EXERCISE:
An exact copy of every record is needed.

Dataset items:
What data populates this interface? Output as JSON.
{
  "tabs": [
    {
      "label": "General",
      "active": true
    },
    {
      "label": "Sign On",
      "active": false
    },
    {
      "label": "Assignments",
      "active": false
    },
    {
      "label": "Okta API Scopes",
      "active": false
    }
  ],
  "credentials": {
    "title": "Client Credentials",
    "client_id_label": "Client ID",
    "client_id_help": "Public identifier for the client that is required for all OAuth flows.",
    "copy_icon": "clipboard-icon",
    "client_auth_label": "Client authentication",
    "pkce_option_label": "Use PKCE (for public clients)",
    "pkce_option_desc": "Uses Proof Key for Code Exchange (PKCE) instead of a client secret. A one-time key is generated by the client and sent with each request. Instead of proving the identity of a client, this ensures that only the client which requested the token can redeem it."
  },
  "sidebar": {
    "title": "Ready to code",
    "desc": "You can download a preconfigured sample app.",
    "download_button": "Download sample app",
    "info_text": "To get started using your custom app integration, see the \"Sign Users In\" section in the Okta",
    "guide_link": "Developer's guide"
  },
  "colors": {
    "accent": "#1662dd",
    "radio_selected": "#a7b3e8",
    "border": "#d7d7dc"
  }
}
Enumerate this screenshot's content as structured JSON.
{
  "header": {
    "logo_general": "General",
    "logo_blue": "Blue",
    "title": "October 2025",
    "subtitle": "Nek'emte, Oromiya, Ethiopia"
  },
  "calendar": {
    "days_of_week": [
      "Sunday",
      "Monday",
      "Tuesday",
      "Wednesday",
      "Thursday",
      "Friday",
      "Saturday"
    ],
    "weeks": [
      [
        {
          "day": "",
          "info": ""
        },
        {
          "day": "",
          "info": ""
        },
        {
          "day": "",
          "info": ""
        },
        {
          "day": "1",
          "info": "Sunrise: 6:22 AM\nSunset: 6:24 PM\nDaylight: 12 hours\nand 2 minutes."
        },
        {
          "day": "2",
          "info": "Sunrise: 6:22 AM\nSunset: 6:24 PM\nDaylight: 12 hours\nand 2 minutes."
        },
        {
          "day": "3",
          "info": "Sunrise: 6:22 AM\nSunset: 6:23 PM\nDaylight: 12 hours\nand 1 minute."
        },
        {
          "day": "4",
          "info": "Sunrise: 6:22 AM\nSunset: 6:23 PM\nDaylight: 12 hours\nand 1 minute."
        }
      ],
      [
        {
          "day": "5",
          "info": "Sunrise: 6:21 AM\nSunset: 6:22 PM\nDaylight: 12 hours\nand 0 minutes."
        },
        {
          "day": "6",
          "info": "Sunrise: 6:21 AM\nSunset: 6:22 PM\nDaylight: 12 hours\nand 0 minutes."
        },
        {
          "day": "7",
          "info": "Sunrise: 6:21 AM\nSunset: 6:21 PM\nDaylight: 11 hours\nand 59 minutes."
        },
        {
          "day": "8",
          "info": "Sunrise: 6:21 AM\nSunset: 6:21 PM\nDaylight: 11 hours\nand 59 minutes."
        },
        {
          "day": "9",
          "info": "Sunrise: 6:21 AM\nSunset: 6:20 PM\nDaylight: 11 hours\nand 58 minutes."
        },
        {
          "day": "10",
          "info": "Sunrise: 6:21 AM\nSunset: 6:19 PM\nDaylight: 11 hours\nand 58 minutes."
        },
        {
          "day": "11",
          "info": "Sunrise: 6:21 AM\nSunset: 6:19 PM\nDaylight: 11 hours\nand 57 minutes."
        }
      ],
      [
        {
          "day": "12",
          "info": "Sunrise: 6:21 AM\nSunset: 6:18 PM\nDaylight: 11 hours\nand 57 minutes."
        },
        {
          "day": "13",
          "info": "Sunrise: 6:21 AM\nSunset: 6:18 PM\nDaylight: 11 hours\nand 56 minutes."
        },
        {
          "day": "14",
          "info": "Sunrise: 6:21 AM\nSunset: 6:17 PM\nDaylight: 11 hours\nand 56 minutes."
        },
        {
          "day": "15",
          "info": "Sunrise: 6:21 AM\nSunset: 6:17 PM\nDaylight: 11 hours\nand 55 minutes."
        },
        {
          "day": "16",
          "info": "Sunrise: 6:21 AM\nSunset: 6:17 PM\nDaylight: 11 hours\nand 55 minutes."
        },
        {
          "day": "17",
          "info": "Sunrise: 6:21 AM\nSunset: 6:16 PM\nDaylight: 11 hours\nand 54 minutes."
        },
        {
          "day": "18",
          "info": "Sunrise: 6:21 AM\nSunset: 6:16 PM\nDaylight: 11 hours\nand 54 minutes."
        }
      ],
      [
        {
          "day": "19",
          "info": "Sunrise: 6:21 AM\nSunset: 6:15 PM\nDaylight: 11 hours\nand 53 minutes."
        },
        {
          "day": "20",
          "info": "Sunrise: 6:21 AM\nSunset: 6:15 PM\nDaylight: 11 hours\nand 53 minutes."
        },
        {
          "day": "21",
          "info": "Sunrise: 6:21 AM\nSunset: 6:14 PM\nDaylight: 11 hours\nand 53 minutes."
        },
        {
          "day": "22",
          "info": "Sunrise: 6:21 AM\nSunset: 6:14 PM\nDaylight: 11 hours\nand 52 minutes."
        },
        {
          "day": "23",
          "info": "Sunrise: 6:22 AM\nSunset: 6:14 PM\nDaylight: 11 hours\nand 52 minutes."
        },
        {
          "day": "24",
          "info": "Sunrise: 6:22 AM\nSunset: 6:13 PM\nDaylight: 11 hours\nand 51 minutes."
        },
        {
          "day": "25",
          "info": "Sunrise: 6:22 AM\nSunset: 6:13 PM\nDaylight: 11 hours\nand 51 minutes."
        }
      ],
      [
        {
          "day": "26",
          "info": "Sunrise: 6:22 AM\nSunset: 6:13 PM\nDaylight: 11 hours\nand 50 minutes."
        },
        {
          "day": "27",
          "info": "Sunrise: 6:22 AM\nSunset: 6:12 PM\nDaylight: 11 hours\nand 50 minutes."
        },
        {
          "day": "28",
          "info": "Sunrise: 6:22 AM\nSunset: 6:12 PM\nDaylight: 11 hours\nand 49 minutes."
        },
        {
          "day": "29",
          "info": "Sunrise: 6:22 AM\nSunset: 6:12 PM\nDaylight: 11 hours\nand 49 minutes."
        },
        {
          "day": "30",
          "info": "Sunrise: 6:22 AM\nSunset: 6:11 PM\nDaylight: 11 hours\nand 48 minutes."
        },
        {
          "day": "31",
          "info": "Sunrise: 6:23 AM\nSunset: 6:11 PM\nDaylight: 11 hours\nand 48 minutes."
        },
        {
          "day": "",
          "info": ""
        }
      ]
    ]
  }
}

THE SOLUTION:
What data populates this interface? Output as JSON.
{
  "tabs": [
    {
      "label": "General",
      "active": true
    },
    {
      "label": "Sign On",
      "active": false
    },
    {
      "label": "Assignments",
      "active": false
    },
    {
      "label": "Okta API Scopes",
      "active": false
    }
  ],
  "credentials": {
    "title": "Client Credentials",
    "client_id_label": "Client ID",
    "client_id_help": "Public identifier for the client that is required for all OAuth flows.",
    "copy_icon": "clipboard-icon",
    "client_auth_label": "Client authentication",
    "pkce_option_label": "Use PKCE (for public clients)",
    "pkce_option_desc": "Uses Proof Key for Code Exchange (PKCE) instead of a client secret. A one-time key is generated by the client and sent with each request. Instead of proving the identity of a client, this ensures that only the client which requested the token can redeem it."
  },
  "sidebar": {
    "title": "Ready to code",
    "desc": "You can download a preconfigured sample app.",
    "download_button": "Download sample app",
    "info_text": "To get started using your custom app integration, see the \"Sign Users In\" section in the Okta",
    "guide_link": "Developer's guide"
  },
  "colors": {
    "accent": "#1662dd",
    "radio_selected": "#a7b3e8",
    "border": "#d7d7dc"
  }
}
Enumerate this screenshot's content as structured JSON.
{
  "header": {
    "logo_general": "General",
    "logo_blue": "Blue",
    "title": "October 2025",
    "subtitle": "Nek'emte, Oromiya, Ethiopia"
  },
  "calendar": {
    "days_of_week": [
      "Sunday",
      "Monday",
      "Tuesday",
      "Wednesday",
      "Thursday",
      "Friday",
      "Saturday"
    ],
    "weeks": [
      [
        {
          "day": "",
          "info": ""
        },
        {
          "day": "",
          "info": ""
        },
        {
          "day": "",
          "info": ""
        },
        {
          "day": "1",
          "info": "Sunrise: 6:22 AM\nSunset: 6:24 PM\nDaylight: 12 hours\nand 2 minutes."
        },
        {
          "day": "2",
          "info": "Sunrise: 6:22 AM\nSunset: 6:24 PM\nDaylight: 12 hours\nand 2 minutes."
        },
        {
          "day": "3",
          "info": "Sunrise: 6:22 AM\nSunset: 6:23 PM\nDaylight: 12 hours\nand 1 minute."
        },
        {
          "day": "4",
          "info": "Sunrise: 6:22 AM\nSunset: 6:23 PM\nDaylight: 12 hours\nand 1 minute."
        }
      ],
      [
        {
          "day": "5",
          "info": "Sunrise: 6:21 AM\nSunset: 6:22 PM\nDaylight: 12 hours\nand 0 minutes."
        },
        {
          "day": "6",
          "info": "Sunrise: 6:21 AM\nSunset: 6:22 PM\nDaylight: 12 hours\nand 0 minutes."
        },
        {
          "day": "7",
          "info": "Sunrise: 6:21 AM\nSunset: 6:21 PM\nDaylight: 11 hours\nand 59 minutes."
        },
        {
          "day": "8",
          "info": "Sunrise: 6:21 AM\nSunset: 6:21 PM\nDaylight: 11 hours\nand 59 minutes."
        },
        {
          "day": "9",
          "info": "Sunrise: 6:21 AM\nSunset: 6:20 PM\nDaylight: 11 hours\nand 58 minutes."
        },
        {
          "day": "10",
          "info": "Sunrise: 6:21 AM\nSunset: 6:19 PM\nDaylight: 11 hours\nand 58 minutes."
        },
        {
          "day": "11",
          "info": "Sunrise: 6:21 AM\nSunset: 6:19 PM\nDaylight: 11 hours\nand 57 minutes."
        }
      ],
      [
        {
          "day": "12",
          "info": "Sunrise: 6:21 AM\nSunset: 6:18 PM\nDaylight: 11 hours\nand 57 minutes."
        },
        {
          "day": "13",
          "info": "Sunrise: 6:21 AM\nSunset: 6:18 PM\nDaylight: 11 hours\nand 56 minutes."
        },
        {
          "day": "14",
          "info": "Sunrise: 6:21 AM\nSunset: 6:17 PM\nDaylight: 11 hours\nand 56 minutes."
        },
        {
          "day": "15",
          "info": "Sunrise: 6:21 AM\nSunset: 6:17 PM\nDaylight: 11 hours\nand 55 minutes."
        },
        {
          "day": "16",
          "info": "Sunrise: 6:21 AM\nSunset: 6:17 PM\nDaylight: 11 hours\nand 55 minutes."
        },
        {
          "day": "17",
          "info": "Sunrise: 6:21 AM\nSunset: 6:16 PM\nDaylight: 11 hours\nand 54 minutes."
        },
        {
          "day": "18",
          "info": "Sunrise: 6:21 AM\nSunset: 6:16 PM\nDaylight: 11 hours\nand 54 minutes."
        }
      ],
      [
        {
          "day": "19",
          "info": "Sunrise: 6:21 AM\nSunset: 6:15 PM\nDaylight: 11 hours\nand 53 minutes."
        },
        {
          "day": "20",
          "info": "Sunrise: 6:21 AM\nSunset: 6:15 PM\nDaylight: 11 hours\nand 53 minutes."
        },
        {
          "day": "21",
          "info": "Sunrise: 6:21 AM\nSunset: 6:14 PM\nDaylight: 11 hours\nand 53 minutes."
        },
        {
          "day": "22",
          "info": "Sunrise: 6:21 AM\nSunset: 6:14 PM\nDaylight: 11 hours\nand 52 minutes."
        },
        {
          "day": "23",
          "info": "Sunrise: 6:22 AM\nSunset: 6:14 PM\nDaylight: 11 hours\nand 52 minutes."
        },
        {
          "day": "24",
          "info": "Sunrise: 6:22 AM\nSunset: 6:13 PM\nDaylight: 11 hours\nand 51 minutes."
        },
        {
          "day": "25",
          "info": "Sunrise: 6:22 AM\nSunset: 6:13 PM\nDaylight: 11 hours\nand 51 minutes."
        }
      ],
      [
        {
          "day": "26",
          "info": "Sunrise: 6:22 AM\nSunset: 6:13 PM\nDaylight: 11 hours\nand 50 minutes."
        },
        {
          "day": "27",
          "info": "Sunrise: 6:22 AM\nSunset: 6:12 PM\nDaylight: 11 hours\nand 50 minutes."
        },
        {
          "day": "28",
          "info": "Sunrise: 6:22 AM\nSunset: 6:12 PM\nDaylight: 11 hours\nand 49 minutes."
        },
        {
          "day": "29",
          "info": "Sunrise: 6:22 AM\nSunset: 6:12 PM\nDaylight: 11 hours\nand 49 minutes."
        },
        {
          "day": "30",
          "info": "Sunrise: 6:22 AM\nSunset: 6:11 PM\nDaylight: 11 hours\nand 48 minutes."
        },
        {
          "day": "31",
          "info": "Sunrise: 6:23 AM\nSunset: 6:11 PM\nDaylight: 11 hours\nand 48 minutes."
        },
        {
          "day": "",
          "info": ""
        }
      ]
    ]
  }
}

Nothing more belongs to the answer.